[BEGIN Information provided]

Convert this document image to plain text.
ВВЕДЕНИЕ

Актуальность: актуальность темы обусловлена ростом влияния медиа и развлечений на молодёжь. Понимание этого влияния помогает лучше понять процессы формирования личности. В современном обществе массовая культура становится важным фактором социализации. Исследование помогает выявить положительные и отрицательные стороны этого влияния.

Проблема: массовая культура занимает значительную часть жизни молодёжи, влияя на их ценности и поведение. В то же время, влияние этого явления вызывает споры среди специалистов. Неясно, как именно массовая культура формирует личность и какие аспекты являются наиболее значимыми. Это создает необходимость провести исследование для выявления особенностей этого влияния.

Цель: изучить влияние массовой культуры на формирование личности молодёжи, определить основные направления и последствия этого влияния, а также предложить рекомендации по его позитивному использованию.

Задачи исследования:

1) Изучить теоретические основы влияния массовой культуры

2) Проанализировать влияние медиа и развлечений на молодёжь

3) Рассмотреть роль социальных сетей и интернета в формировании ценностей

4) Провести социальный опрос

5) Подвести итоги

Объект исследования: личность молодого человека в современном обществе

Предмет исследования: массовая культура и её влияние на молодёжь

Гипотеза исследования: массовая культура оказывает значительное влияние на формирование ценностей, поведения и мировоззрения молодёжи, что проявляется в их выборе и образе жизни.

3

[END Information provided]

What is required :: Extract from the data every line where "массовой" shows up.

Solution ::
Цель: изучить влияние массовой культуры на формирование личности молодёжи, определить основные направления и последствия этого влияния, а также предложить рекомендации по его позитивному использованию.
1) Изучить теоретические основы влияния массовой культуры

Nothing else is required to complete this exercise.